— Problem to solve —
Gather up the lines with the word "Days" in them.
--- Begin Recorded information ---
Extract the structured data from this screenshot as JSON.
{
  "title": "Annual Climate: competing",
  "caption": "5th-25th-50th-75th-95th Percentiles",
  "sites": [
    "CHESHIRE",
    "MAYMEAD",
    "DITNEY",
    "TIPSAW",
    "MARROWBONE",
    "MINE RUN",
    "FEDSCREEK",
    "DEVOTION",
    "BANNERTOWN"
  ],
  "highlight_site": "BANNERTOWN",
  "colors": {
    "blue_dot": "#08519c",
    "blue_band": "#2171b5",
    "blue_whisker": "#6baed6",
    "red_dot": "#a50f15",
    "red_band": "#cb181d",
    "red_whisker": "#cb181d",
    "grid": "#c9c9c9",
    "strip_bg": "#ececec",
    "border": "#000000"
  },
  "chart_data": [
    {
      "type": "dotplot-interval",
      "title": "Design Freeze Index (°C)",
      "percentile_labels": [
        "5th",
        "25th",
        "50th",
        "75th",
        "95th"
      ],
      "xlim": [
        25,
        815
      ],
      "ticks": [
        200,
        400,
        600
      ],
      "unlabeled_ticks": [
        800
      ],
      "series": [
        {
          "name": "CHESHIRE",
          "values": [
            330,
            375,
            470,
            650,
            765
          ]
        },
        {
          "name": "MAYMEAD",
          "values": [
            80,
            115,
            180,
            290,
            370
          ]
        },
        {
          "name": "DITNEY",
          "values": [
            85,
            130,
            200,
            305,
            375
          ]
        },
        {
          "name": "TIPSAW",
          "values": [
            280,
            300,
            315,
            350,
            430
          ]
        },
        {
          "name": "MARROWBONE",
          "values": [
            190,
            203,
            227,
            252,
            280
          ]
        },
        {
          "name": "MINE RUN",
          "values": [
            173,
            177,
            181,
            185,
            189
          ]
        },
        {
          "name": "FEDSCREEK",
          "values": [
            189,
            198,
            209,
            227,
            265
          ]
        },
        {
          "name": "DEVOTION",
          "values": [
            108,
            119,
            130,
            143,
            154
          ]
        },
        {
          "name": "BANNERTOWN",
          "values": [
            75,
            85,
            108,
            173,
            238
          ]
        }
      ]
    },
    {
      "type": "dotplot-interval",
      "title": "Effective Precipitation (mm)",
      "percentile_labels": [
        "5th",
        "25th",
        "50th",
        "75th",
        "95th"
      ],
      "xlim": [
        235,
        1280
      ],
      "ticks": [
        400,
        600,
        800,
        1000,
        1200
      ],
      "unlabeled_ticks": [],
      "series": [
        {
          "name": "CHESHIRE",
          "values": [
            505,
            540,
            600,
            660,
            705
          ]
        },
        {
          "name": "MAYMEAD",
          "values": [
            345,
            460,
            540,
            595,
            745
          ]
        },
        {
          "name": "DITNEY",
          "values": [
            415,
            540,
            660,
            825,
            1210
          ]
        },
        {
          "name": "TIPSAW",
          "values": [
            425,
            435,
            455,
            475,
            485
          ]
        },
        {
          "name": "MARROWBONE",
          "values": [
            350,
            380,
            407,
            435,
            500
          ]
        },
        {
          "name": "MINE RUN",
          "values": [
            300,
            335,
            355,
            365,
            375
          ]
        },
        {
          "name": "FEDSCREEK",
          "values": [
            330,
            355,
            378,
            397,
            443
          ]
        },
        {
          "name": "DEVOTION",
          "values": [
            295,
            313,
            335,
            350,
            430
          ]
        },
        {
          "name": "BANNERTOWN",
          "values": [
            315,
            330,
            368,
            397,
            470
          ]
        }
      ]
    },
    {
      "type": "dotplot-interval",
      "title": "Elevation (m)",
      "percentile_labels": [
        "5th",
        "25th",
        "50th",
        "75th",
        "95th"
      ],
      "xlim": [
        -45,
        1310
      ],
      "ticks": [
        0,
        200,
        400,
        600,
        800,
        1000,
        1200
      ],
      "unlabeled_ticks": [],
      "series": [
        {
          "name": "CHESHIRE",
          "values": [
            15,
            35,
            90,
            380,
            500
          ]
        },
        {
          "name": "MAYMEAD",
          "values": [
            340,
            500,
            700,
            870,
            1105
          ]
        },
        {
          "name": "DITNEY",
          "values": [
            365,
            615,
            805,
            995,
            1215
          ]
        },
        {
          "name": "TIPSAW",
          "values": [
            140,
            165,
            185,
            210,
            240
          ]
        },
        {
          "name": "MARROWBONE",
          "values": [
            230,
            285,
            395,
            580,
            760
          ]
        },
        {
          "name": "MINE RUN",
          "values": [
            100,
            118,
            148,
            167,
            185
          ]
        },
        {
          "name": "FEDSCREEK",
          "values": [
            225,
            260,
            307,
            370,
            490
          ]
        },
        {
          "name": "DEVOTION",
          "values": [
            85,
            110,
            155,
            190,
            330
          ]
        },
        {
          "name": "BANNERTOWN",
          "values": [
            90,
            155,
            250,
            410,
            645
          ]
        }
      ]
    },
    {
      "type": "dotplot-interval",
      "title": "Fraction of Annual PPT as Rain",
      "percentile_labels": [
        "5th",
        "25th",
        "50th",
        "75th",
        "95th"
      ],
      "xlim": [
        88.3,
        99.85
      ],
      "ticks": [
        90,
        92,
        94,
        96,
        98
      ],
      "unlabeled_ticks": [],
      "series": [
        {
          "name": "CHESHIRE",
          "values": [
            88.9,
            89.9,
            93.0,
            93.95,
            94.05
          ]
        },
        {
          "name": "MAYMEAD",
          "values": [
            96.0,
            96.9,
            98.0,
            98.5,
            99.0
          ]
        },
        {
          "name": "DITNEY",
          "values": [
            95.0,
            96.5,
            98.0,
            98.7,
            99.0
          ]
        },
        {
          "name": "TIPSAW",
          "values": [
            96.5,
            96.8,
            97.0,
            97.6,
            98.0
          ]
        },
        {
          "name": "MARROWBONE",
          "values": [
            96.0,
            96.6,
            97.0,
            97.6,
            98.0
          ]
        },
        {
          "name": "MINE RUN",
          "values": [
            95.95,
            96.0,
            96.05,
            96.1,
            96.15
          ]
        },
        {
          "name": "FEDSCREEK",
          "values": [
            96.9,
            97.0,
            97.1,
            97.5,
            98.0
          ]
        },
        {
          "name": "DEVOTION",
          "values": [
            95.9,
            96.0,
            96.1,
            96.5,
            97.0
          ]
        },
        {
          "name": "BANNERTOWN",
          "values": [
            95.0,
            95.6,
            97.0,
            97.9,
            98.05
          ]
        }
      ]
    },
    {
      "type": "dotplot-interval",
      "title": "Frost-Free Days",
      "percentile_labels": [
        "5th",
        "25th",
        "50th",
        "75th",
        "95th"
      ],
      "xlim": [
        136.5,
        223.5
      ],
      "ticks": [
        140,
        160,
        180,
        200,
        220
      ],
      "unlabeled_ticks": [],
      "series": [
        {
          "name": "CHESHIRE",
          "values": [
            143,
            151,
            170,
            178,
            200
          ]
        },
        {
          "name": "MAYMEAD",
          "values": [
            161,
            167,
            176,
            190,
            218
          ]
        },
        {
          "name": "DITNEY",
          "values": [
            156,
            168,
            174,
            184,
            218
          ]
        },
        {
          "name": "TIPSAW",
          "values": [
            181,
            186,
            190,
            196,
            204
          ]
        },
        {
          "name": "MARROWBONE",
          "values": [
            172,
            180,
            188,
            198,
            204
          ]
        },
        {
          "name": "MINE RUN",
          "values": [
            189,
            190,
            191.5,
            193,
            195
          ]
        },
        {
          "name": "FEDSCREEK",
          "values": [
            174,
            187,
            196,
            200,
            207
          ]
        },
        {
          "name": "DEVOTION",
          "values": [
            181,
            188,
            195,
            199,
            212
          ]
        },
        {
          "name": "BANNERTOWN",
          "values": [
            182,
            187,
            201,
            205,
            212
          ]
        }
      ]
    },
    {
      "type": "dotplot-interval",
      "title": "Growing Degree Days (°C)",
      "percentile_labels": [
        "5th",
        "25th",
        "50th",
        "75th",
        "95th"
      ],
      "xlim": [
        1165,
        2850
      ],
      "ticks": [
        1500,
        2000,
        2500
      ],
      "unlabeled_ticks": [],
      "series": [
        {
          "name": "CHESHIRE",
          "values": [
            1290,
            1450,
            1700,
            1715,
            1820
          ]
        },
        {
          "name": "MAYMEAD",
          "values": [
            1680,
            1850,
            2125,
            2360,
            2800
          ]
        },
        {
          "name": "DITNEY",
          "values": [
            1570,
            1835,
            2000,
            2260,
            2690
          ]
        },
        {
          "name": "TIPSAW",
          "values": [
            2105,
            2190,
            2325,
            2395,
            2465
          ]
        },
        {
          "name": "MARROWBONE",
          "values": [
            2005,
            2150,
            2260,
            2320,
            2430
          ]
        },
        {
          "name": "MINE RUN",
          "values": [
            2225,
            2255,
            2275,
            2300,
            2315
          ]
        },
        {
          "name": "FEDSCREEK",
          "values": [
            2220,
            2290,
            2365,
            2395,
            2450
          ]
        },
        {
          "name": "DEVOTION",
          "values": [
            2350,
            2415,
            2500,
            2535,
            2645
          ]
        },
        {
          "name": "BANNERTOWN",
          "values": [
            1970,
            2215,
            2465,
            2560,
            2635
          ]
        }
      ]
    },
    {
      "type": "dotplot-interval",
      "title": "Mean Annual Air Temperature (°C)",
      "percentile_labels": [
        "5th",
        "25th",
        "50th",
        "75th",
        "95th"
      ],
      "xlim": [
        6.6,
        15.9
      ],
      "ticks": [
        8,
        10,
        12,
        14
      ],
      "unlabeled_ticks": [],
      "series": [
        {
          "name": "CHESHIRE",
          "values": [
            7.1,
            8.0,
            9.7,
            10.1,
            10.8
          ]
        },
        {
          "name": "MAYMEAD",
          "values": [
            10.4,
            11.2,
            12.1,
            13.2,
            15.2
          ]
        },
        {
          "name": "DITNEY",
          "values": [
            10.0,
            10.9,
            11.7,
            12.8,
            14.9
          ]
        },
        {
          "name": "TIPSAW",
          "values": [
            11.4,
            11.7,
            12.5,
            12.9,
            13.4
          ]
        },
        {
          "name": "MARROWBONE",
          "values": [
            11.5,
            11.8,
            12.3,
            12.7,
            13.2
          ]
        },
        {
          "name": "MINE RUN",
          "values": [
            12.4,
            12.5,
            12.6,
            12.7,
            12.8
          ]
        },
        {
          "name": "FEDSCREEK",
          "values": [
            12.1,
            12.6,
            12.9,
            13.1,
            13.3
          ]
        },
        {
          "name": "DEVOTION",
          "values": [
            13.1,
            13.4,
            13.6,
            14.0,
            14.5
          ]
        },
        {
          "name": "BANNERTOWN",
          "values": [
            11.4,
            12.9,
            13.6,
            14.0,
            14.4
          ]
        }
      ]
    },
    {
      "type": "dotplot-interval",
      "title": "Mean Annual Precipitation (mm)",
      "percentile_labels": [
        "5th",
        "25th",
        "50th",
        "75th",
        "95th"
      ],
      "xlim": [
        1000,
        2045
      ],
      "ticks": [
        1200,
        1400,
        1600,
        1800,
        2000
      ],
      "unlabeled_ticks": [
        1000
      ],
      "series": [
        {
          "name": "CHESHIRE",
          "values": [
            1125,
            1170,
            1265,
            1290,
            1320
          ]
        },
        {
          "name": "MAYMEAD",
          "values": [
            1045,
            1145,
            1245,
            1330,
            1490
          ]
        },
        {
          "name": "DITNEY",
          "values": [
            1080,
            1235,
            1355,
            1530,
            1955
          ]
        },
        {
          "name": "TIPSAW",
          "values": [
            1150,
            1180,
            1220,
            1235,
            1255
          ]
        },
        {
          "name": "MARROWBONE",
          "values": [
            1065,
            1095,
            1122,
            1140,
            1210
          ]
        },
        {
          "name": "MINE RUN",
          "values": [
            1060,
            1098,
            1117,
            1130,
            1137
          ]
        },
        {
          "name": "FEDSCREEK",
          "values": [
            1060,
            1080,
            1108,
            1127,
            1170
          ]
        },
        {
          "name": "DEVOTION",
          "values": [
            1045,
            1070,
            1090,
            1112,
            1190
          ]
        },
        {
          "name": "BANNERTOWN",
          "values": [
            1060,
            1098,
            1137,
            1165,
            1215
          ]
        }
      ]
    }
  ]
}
--- End Recorded information ---
— Output of the task —
      "title": "Frost-Free Days",
      "title": "Growing Degree Days (°C)",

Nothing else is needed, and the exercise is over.